## TO DO
Reproduce each line of the material precisely.

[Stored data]
━━━━━━━━━━
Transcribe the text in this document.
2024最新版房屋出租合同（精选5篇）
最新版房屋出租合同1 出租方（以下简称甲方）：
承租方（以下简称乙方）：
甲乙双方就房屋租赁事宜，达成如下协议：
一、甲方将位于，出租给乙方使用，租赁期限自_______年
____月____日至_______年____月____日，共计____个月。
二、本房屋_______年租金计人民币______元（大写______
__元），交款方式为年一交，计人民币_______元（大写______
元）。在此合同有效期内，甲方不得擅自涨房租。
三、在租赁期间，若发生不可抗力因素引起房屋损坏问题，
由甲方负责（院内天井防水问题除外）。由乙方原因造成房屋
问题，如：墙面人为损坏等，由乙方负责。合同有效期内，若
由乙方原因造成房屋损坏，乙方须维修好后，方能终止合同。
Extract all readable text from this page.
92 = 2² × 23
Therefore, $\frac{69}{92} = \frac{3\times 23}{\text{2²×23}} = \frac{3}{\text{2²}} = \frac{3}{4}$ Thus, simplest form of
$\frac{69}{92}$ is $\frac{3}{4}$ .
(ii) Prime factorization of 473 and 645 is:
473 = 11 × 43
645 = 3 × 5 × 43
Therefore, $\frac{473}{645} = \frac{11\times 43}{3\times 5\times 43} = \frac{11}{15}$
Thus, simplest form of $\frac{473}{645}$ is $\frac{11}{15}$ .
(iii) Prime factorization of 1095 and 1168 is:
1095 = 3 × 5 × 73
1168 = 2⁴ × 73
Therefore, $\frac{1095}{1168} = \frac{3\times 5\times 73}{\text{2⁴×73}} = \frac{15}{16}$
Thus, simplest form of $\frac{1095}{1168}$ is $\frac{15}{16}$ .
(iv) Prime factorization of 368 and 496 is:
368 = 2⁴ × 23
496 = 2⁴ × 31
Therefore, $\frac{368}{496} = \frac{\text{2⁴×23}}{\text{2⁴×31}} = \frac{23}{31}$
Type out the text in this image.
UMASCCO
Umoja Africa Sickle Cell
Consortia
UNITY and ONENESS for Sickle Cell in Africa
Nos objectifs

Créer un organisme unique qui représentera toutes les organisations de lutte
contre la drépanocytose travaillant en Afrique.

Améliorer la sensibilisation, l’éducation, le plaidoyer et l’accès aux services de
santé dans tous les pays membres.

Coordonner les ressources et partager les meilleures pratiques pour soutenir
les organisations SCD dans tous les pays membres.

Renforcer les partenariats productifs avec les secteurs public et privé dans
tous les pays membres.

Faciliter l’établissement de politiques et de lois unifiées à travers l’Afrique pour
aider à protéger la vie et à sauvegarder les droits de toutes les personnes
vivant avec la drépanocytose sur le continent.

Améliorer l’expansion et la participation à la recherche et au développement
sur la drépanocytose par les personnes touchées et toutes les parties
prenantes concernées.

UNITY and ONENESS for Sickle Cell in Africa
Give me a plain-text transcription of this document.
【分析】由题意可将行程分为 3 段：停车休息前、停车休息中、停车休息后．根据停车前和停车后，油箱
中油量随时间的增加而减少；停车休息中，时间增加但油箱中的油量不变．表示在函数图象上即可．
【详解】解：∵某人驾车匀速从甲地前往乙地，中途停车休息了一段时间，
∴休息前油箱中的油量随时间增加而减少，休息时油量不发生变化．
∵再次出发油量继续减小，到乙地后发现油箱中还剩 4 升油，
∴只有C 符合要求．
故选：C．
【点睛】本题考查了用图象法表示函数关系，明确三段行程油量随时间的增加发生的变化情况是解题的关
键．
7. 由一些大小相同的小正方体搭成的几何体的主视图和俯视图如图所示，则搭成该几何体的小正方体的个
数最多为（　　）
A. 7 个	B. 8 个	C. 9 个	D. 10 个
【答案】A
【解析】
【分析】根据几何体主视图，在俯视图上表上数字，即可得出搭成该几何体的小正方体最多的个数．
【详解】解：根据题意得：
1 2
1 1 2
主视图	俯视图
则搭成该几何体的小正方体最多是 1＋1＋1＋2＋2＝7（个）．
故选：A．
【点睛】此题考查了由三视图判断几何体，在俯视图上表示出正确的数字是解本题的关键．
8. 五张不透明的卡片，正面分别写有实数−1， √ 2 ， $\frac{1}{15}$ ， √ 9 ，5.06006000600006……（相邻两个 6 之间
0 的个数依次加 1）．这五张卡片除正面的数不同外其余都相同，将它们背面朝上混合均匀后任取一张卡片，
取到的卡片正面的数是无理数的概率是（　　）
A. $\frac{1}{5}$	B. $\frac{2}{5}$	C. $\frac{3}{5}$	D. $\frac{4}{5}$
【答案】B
━━━━━━━━━━
## TASK SOLUTION
Transcribe the text in this document.
2024最新版房屋出租合同（精选5篇）
最新版房屋出租合同1 出租方（以下简称甲方）：
承租方（以下简称乙方）：
甲乙双方就房屋租赁事宜，达成如下协议：
一、甲方将位于，出租给乙方使用，租赁期限自_______年
____月____日至_______年____月____日，共计____个月。
二、本房屋_______年租金计人民币______元（大写______
__元），交款方式为年一交，计人民币_______元（大写______
元）。在此合同有效期内，甲方不得擅自涨房租。
三、在租赁期间，若发生不可抗力因素引起房屋损坏问题，
由甲方负责（院内天井防水问题除外）。由乙方原因造成房屋
问题，如：墙面人为损坏等，由乙方负责。合同有效期内，若
由乙方原因造成房屋损坏，乙方须维修好后，方能终止合同。
Extract all readable text from this page.
92 = 2² × 23
Therefore, $\frac{69}{92} = \frac{3\times 23}{\text{2²×23}} = \frac{3}{\text{2²}} = \frac{3}{4}$ Thus, simplest form of
$\frac{69}{92}$ is $\frac{3}{4}$ .
(ii) Prime factorization of 473 and 645 is:
473 = 11 × 43
645 = 3 × 5 × 43
Therefore, $\frac{473}{645} = \frac{11\times 43}{3\times 5\times 43} = \frac{11}{15}$
Thus, simplest form of $\frac{473}{645}$ is $\frac{11}{15}$ .
(iii) Prime factorization of 1095 and 1168 is:
1095 = 3 × 5 × 73
1168 = 2⁴ × 73
Therefore, $\frac{1095}{1168} = \frac{3\times 5\times 73}{\text{2⁴×73}} = \frac{15}{16}$
Thus, simplest form of $\frac{1095}{1168}$ is $\frac{15}{16}$ .
(iv) Prime factorization of 368 and 496 is:
368 = 2⁴ × 23
496 = 2⁴ × 31
Therefore, $\frac{368}{496} = \frac{\text{2⁴×23}}{\text{2⁴×31}} = \frac{23}{31}$
Type out the text in this image.
UMASCCO
Umoja Africa Sickle Cell
Consortia
UNITY and ONENESS for Sickle Cell in Africa
Nos objectifs

Créer un organisme unique qui représentera toutes les organisations de lutte
contre la drépanocytose travaillant en Afrique.

Améliorer la sensibilisation, l’éducation, le plaidoyer et l’accès aux services de
santé dans tous les pays membres.

Coordonner les ressources et partager les meilleures pratiques pour soutenir
les organisations SCD dans tous les pays membres.

Renforcer les partenariats productifs avec les secteurs public et privé dans
tous les pays membres.

Faciliter l’établissement de politiques et de lois unifiées à travers l’Afrique pour
aider à protéger la vie et à sauvegarder les droits de toutes les personnes
vivant avec la drépanocytose sur le continent.

Améliorer l’expansion et la participation à la recherche et au développement
sur la drépanocytose par les personnes touchées et toutes les parties
prenantes concernées.

UNITY and ONENESS for Sickle Cell in Africa
Give me a plain-text transcription of this document.
【分析】由题意可将行程分为 3 段：停车休息前、停车休息中、停车休息后．根据停车前和停车后，油箱
中油量随时间的增加而减少；停车休息中，时间增加但油箱中的油量不变．表示在函数图象上即可．
【详解】解：∵某人驾车匀速从甲地前往乙地，中途停车休息了一段时间，
∴休息前油箱中的油量随时间增加而减少，休息时油量不发生变化．
∵再次出发油量继续减小，到乙地后发现油箱中还剩 4 升油，
∴只有C 符合要求．
故选：C．
【点睛】本题考查了用图象法表示函数关系，明确三段行程油量随时间的增加发生的变化情况是解题的关
键．
7. 由一些大小相同的小正方体搭成的几何体的主视图和俯视图如图所示，则搭成该几何体的小正方体的个
数最多为（　　）
A. 7 个	B. 8 个	C. 9 个	D. 10 个
【答案】A
【解析】
【分析】根据几何体主视图，在俯视图上表上数字，即可得出搭成该几何体的小正方体最多的个数．
【详解】解：根据题意得：
1 2
1 1 2
主视图	俯视图
则搭成该几何体的小正方体最多是 1＋1＋1＋2＋2＝7（个）．
故选：A．
【点睛】此题考查了由三视图判断几何体，在俯视图上表示出正确的数字是解本题的关键．
8. 五张不透明的卡片，正面分别写有实数−1， √ 2 ， $\frac{1}{15}$ ， √ 9 ，5.06006000600006……（相邻两个 6 之间
0 的个数依次加 1）．这五张卡片除正面的数不同外其余都相同，将它们背面朝上混合均匀后任取一张卡片，
取到的卡片正面的数是无理数的概率是（　　）
A. $\frac{1}{5}$	B. $\frac{2}{5}$	C. $\frac{3}{5}$	D. $\frac{4}{5}$
【答案】B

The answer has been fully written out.